* **Stored data**:
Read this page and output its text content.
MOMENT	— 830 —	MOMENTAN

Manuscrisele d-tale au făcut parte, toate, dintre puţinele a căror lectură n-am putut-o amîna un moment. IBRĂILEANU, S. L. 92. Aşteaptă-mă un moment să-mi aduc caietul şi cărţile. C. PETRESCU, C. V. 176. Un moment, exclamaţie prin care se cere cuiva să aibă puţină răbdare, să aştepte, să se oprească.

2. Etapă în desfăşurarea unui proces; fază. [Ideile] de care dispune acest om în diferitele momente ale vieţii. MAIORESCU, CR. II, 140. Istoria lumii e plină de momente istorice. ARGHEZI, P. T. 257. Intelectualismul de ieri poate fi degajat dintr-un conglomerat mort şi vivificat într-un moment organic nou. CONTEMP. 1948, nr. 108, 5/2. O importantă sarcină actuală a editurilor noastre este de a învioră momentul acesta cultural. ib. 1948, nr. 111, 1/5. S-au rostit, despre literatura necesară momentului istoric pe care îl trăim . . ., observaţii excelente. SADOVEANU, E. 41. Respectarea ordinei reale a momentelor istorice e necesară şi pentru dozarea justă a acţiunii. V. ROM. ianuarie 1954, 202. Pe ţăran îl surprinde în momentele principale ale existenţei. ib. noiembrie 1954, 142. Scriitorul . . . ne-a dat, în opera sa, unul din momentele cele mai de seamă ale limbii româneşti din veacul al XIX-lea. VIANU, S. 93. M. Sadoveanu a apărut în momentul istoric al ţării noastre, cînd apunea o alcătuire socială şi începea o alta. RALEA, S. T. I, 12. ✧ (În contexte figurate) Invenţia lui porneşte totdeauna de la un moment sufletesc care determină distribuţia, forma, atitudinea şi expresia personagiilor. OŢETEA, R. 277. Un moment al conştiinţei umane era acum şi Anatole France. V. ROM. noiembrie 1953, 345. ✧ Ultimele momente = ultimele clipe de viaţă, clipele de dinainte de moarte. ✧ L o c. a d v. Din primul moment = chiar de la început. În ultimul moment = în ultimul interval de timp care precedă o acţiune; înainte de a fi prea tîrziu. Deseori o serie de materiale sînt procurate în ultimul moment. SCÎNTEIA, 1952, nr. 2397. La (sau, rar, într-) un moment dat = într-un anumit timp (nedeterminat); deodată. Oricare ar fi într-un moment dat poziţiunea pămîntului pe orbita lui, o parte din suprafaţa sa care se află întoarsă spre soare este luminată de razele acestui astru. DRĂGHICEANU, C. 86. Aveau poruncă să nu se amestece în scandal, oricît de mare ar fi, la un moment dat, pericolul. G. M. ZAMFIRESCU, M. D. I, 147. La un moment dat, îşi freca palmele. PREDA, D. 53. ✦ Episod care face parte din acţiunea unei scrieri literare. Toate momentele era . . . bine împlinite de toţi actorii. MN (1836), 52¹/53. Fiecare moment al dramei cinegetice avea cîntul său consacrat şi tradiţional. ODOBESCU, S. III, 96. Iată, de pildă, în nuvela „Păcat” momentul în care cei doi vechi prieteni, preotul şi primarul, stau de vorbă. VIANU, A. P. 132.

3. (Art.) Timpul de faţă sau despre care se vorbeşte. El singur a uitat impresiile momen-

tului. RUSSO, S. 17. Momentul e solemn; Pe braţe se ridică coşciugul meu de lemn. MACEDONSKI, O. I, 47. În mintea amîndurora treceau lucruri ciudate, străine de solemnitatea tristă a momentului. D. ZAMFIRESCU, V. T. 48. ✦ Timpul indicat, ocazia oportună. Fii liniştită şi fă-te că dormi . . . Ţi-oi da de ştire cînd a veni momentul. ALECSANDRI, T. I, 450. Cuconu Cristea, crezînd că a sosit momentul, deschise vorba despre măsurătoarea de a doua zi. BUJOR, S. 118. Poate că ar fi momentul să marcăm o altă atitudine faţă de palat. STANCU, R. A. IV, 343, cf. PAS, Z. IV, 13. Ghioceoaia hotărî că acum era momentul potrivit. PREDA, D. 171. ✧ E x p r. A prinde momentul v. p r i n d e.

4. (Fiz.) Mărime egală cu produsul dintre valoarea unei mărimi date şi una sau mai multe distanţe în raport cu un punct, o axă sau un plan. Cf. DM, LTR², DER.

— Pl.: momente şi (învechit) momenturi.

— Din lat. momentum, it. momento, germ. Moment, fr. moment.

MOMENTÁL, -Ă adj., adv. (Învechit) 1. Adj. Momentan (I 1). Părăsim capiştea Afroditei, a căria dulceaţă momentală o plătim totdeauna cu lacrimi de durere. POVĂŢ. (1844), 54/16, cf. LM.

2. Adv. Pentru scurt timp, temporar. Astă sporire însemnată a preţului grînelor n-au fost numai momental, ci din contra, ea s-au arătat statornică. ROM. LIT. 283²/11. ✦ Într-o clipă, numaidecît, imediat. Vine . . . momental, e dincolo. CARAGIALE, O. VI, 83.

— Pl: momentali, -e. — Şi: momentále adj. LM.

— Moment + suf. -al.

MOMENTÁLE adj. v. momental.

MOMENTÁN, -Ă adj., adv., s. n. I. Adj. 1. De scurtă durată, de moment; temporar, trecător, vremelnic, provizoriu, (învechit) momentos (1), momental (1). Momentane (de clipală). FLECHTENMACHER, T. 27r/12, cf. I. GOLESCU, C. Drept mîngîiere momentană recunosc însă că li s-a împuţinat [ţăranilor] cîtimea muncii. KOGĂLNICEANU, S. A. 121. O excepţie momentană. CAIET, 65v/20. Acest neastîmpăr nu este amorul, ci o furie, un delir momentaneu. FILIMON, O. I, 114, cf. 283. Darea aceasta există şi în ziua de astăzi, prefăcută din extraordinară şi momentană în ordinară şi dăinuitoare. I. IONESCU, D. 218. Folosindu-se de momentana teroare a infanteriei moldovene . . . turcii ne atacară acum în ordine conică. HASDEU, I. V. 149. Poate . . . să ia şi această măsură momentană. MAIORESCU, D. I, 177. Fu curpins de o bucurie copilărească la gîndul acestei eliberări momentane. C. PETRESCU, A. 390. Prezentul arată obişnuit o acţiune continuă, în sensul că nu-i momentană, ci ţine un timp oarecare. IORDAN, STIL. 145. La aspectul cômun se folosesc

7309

* **Instructions for the task**:
Look through the entries above for the word "temporar". Copy every line where it shows up.

* **Solution to the problem**:
2. Adv. Pentru scurt timp, temporar. Astă sporire însemnată a preţului grînelor n-au fost numai momental, ci din contra, ea s-au arătat statornică. ROM. LIT. 283²/11. ✦ Într-o clipă, numaidecît, imediat. Vine . . . momental, e dincolo. CARAGIALE, O. VI, 83.
MOMENTÁN, -Ă adj., adv., s. n. I. Adj. 1. De scurtă durată, de moment; temporar, trecător, vremelnic, provizoriu, (învechit) momentos (1), momental (1). Momentane (de clipală). FLECHTENMACHER, T. 27r/12, cf. I. GOLESCU, C. Drept mîngîiere momentană recunosc însă că li s-a împuţinat [ţăranilor] cîtimea muncii. KOGĂLNICEANU, S. A. 121. O excepţie momentană. CAIET, 65v/20. Acest neastîmpăr nu este amorul, ci o furie, un delir momentaneu. FILIMON, O. I, 114, cf. 283. Darea aceasta există şi în ziua de astăzi, prefăcută din extraordinară şi momentană în ordinară şi dăinuitoare. I. IONESCU, D. 218. Folosindu-se de momentana teroare a infanteriei moldovene . . . turcii ne atacară acum în ordine conică. HASDEU, I. V. 149. Poate . . . să ia şi această măsură momentană. MAIORESCU, D. I, 177. Fu curpins de o bucurie copilărească la gîndul acestei eliberări momentane. C. PETRESCU, A. 390. Prezentul arată obişnuit o acţiune continuă, în sensul că nu-i momentană, ci ţine un timp oarecare. IORDAN, STIL. 145. La aspectul cômun se folosesc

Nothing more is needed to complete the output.